- **Task requirements**:
#1 Please copy from the tea bus article everything from "The 22-year-old Washington" down to "visiting the bus.".
#2 For each statement, answer yes or no based on the tea bus article, and quote the deciding words: (a) Spadafora's tea bus is named Edna Lu. (b) Maggie King is 19 years old. (c) Spadafora began serving free tea while living in a pickup in Los Angeles.

- **Source passage**:
::::::::
Guisepi Spadafora says he began serving free tea when he was living out of a pickup in Los Angeles.
The 22-year-old Washington native had just graduated from college and moved to the city where he didn’t know anyone. He began parking his truck on Hollywood Boulevard and cooking dinner, inviting passersby to eat with him when they stopped and asked what he was doing. After dinner, he would put the kettle on. People started calling him the tea man.
“All of a sudden, I started having community,” Spadafora said.
Now 33, Spadafora travels the country inviting people into his tea bus, Edna Lu, and serving cups of tea. A two-month journey through the South brought him to Columbus on Friday, where he parked in front of the Rosenzweig Arts Center and poured tea for a steady stream of passersby visiting the bus.
“What are you doing here?” asked 18-year-old Maggie King as she poked her head into the bus on Friday to see a group of people sitting around sipping tea with their attention on Spadafora. “I just saw the free tea sign.”
She and her friend Rikki Garcia, 19, each grabbed a seat and a mug of an herbal blend of hibiscus, lemongrass, orange peel, rose petals, Stevia and rosehips.
::::::::
(Spatial layout entries)
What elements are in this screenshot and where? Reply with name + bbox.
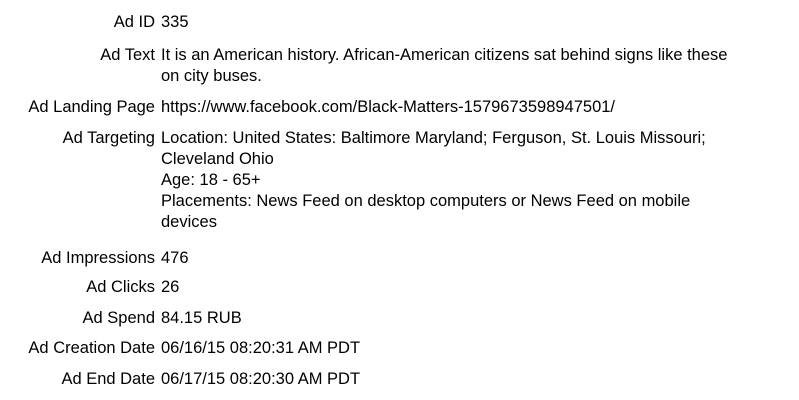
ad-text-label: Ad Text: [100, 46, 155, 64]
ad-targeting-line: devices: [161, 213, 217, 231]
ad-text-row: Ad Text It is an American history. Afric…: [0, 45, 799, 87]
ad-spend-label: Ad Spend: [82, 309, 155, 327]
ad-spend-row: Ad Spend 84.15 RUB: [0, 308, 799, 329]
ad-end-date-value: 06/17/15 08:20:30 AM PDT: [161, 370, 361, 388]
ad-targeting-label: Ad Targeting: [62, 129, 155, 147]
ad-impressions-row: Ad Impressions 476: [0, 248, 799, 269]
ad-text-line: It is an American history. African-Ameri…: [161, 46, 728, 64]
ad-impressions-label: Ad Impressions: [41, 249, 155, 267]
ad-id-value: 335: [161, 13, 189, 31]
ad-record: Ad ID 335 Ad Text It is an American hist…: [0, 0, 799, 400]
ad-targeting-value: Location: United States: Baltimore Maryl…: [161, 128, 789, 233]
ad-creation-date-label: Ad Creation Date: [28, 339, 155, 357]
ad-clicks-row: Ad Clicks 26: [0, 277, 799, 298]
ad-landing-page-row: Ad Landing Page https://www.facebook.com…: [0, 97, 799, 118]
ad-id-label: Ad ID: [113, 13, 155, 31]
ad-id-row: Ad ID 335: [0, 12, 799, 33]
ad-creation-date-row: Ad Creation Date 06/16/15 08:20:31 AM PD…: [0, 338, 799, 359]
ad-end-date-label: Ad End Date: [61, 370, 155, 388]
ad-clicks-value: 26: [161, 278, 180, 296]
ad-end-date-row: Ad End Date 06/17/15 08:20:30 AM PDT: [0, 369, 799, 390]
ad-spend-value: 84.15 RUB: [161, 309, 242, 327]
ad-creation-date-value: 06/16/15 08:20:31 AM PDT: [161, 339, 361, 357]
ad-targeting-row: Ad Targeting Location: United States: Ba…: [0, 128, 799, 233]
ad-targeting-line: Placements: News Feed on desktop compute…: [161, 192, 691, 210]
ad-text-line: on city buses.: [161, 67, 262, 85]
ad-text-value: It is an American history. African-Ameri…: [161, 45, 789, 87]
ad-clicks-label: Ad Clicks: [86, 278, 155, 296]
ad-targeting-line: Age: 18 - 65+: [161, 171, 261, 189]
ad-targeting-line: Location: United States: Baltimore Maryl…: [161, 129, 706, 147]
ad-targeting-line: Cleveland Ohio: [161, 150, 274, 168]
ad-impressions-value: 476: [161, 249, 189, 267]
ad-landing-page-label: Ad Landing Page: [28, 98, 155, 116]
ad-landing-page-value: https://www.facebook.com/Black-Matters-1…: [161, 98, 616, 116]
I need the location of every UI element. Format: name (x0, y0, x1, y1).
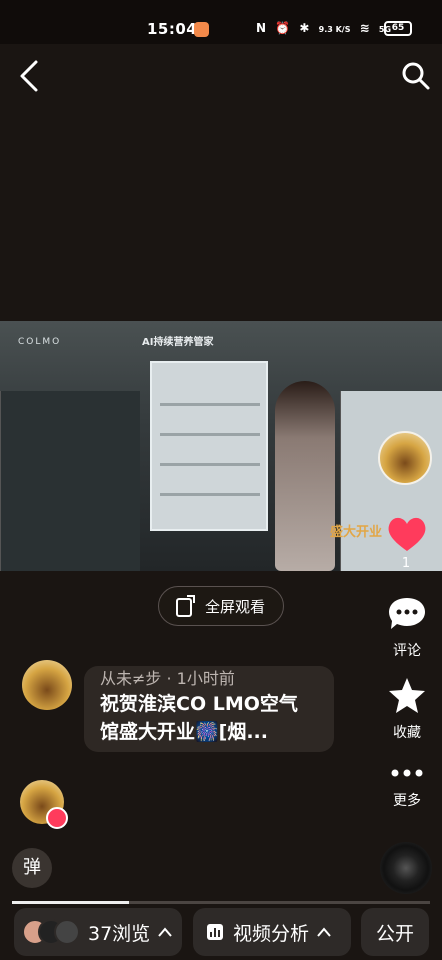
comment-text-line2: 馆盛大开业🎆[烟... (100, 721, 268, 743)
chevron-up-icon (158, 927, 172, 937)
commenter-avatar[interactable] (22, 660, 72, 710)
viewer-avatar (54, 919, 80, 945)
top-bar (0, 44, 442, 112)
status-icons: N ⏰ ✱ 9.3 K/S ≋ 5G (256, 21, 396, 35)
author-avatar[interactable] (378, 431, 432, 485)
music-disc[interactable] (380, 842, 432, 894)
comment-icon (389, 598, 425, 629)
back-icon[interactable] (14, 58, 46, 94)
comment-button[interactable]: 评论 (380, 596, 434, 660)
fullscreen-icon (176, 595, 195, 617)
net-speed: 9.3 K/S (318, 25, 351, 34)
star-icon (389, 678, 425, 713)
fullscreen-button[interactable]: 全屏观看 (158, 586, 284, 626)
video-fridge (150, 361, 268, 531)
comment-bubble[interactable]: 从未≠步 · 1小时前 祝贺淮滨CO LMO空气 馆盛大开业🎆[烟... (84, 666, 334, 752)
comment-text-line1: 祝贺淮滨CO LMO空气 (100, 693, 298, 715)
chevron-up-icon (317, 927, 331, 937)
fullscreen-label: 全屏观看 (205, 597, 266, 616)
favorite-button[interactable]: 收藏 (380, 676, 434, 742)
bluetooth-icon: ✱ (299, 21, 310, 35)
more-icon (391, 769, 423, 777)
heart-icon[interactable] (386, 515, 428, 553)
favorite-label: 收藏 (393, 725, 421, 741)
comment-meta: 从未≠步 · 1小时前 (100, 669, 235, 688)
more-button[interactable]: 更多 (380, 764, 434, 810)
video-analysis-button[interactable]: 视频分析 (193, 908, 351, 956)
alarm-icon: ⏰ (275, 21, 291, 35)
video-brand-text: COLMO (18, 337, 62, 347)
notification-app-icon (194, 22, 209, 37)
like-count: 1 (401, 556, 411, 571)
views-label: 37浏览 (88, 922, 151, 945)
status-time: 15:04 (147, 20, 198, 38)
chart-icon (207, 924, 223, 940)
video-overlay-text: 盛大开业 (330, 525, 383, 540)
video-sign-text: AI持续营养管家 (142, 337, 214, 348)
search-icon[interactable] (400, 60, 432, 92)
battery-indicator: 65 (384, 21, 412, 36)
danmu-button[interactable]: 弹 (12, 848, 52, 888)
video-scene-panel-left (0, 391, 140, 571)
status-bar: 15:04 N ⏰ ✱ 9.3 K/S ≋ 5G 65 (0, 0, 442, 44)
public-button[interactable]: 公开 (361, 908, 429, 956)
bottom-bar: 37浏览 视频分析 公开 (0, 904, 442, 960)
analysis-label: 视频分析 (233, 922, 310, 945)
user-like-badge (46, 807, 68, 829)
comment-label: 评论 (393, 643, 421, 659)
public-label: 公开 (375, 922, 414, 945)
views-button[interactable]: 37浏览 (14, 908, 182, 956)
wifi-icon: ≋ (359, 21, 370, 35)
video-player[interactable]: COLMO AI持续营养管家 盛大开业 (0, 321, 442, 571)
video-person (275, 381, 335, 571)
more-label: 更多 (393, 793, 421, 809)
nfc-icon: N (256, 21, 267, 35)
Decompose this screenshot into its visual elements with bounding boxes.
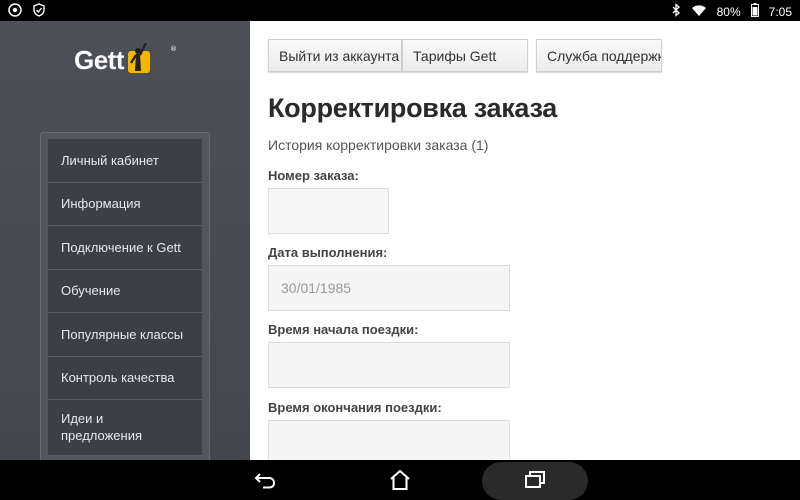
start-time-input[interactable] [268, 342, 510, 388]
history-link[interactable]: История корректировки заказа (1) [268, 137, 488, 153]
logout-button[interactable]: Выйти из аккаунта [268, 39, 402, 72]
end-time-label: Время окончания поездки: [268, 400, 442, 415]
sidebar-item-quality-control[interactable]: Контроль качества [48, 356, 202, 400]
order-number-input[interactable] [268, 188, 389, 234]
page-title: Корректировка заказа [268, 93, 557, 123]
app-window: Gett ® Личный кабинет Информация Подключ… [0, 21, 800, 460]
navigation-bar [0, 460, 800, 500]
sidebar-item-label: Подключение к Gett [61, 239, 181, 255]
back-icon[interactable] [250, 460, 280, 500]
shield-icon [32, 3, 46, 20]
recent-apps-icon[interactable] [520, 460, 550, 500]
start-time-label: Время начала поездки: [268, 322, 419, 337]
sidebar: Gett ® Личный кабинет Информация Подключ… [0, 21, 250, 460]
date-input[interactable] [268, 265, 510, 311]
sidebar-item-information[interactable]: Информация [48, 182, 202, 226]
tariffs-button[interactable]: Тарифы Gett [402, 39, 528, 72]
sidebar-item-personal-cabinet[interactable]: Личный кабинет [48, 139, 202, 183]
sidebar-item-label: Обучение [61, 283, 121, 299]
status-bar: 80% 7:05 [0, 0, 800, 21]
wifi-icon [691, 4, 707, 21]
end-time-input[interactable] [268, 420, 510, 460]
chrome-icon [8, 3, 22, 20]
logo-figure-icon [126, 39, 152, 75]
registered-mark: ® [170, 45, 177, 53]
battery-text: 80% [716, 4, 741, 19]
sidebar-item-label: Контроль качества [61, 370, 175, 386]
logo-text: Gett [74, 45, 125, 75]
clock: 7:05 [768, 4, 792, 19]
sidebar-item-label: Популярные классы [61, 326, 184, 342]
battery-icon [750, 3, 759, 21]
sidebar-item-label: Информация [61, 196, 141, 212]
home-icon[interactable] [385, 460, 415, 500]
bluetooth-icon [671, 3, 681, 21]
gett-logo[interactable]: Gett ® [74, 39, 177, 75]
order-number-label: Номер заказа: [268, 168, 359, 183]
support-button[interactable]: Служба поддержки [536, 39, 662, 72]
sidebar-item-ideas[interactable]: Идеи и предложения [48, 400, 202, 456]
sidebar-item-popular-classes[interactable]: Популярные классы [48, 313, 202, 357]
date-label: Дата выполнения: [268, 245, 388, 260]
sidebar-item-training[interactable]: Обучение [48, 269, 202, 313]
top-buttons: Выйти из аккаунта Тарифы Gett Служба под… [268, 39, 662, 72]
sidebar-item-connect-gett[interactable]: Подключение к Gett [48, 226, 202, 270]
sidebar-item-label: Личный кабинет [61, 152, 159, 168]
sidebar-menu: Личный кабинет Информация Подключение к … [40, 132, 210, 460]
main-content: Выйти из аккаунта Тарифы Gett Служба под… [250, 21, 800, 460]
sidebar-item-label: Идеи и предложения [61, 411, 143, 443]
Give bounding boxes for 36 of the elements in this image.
::::::::
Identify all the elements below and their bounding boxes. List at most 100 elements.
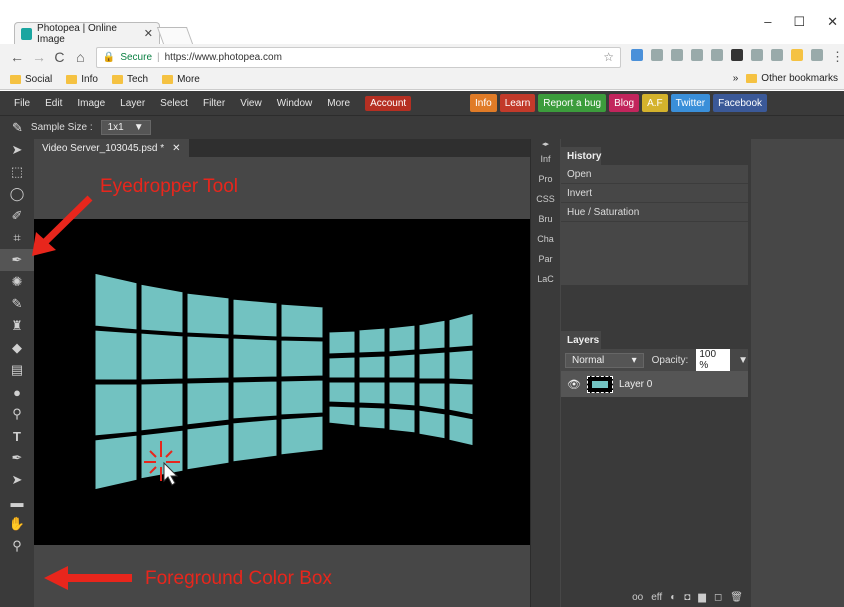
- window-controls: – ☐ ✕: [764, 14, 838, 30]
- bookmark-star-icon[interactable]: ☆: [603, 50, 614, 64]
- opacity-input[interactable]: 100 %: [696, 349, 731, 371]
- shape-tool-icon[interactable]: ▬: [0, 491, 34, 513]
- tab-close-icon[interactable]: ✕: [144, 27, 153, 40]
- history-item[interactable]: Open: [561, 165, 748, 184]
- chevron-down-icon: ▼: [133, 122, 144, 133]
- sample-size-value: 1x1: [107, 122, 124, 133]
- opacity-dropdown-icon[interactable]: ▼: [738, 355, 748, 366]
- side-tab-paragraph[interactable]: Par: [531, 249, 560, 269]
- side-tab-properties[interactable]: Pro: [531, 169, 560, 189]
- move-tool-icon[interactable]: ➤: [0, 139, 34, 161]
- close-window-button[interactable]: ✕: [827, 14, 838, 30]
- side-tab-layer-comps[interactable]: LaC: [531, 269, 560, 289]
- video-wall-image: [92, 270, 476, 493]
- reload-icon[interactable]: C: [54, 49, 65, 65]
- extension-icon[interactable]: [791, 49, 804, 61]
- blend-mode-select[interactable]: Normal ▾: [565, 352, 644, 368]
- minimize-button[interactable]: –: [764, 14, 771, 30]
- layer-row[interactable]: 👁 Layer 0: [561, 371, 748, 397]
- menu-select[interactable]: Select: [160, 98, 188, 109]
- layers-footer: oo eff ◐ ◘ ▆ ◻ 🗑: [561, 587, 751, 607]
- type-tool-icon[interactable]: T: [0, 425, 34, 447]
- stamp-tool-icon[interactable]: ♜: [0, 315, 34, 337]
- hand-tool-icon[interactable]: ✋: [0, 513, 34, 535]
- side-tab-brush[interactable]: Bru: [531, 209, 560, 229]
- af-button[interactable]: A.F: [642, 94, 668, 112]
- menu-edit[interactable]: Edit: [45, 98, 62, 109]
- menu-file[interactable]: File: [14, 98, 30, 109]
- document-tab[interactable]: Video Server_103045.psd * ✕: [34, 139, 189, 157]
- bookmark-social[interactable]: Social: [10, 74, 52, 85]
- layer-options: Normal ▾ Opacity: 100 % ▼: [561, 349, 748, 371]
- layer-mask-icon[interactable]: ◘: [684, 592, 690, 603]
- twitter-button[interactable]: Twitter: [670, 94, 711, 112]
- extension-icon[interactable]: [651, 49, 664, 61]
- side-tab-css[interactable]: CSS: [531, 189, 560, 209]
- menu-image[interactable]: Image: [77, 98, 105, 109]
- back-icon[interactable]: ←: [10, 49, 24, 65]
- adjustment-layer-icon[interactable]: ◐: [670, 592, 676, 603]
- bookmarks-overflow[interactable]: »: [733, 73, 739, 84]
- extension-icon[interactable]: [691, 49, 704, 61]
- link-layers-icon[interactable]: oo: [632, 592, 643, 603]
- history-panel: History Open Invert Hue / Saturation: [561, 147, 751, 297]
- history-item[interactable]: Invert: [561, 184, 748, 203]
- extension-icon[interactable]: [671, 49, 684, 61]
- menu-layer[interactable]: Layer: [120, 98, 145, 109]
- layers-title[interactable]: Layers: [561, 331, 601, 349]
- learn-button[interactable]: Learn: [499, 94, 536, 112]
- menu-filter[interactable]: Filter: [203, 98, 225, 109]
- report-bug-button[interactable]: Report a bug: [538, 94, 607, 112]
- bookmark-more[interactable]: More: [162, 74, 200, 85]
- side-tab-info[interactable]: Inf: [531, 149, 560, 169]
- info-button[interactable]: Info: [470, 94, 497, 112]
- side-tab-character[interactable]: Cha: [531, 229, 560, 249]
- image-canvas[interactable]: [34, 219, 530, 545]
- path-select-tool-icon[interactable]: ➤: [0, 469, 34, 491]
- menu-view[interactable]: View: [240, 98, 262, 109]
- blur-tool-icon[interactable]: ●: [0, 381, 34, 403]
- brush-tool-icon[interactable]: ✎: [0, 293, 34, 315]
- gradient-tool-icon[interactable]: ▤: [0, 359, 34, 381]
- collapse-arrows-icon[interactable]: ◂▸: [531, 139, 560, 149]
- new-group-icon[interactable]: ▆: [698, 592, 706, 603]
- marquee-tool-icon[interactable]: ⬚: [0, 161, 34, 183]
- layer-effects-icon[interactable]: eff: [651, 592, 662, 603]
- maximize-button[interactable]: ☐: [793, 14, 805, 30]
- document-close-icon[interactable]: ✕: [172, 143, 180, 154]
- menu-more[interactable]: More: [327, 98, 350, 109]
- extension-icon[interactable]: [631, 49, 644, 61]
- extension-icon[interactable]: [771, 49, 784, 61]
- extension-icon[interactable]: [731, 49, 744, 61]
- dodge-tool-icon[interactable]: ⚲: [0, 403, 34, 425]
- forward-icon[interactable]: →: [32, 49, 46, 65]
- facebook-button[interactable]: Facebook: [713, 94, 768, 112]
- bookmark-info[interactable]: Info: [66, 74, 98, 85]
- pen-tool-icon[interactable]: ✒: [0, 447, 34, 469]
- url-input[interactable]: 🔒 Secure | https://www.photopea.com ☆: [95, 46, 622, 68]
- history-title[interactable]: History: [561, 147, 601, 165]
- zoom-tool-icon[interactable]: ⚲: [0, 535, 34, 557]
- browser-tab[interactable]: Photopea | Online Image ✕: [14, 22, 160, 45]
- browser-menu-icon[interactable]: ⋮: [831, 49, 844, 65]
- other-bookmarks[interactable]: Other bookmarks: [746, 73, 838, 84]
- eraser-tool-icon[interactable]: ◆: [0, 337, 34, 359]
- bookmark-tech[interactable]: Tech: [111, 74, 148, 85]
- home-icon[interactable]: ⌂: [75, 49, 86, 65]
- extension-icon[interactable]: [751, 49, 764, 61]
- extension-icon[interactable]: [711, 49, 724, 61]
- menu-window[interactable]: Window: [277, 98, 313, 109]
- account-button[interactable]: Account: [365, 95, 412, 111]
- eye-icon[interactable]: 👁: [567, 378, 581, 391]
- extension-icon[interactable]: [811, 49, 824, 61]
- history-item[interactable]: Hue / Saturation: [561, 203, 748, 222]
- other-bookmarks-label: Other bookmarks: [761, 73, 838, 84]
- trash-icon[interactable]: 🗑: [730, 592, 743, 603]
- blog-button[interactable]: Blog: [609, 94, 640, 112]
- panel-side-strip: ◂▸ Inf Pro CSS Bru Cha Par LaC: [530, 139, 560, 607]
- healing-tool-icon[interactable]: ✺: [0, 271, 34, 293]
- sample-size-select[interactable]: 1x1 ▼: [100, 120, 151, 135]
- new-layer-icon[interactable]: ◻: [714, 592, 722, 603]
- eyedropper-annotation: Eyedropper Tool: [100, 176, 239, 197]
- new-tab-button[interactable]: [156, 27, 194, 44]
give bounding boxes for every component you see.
::::::::
- **Answers for the tasks**:
#1
The 22-year-old Washington native had just graduated from college and moved to the city where he didn’t know anyone. He began parking his truck on Hollywood Boulevard and cooking dinner, inviting passersby to eat with him when they stopped and asked what he was doing. After dinner, he would put the kettle on. People started calling him the tea man.
“All of a sudden, I started having community,” Spadafora said.
Now 33, Spadafora travels the country inviting people into his tea bus, Edna Lu, and serving cups of tea. A two-month journey through the South brought him to Columbus on Friday, where he parked in front of the Rosenzweig Arts Center and poured tea for a steady stream of passersby visiting the bus.

#2
(a) Yes: "inviting people into his tea bus, Edna Lu"
(b) No: "18-year-old Maggie King"
(c) Yes: "he began serving free tea when he was living out of a pickup in Los Angeles"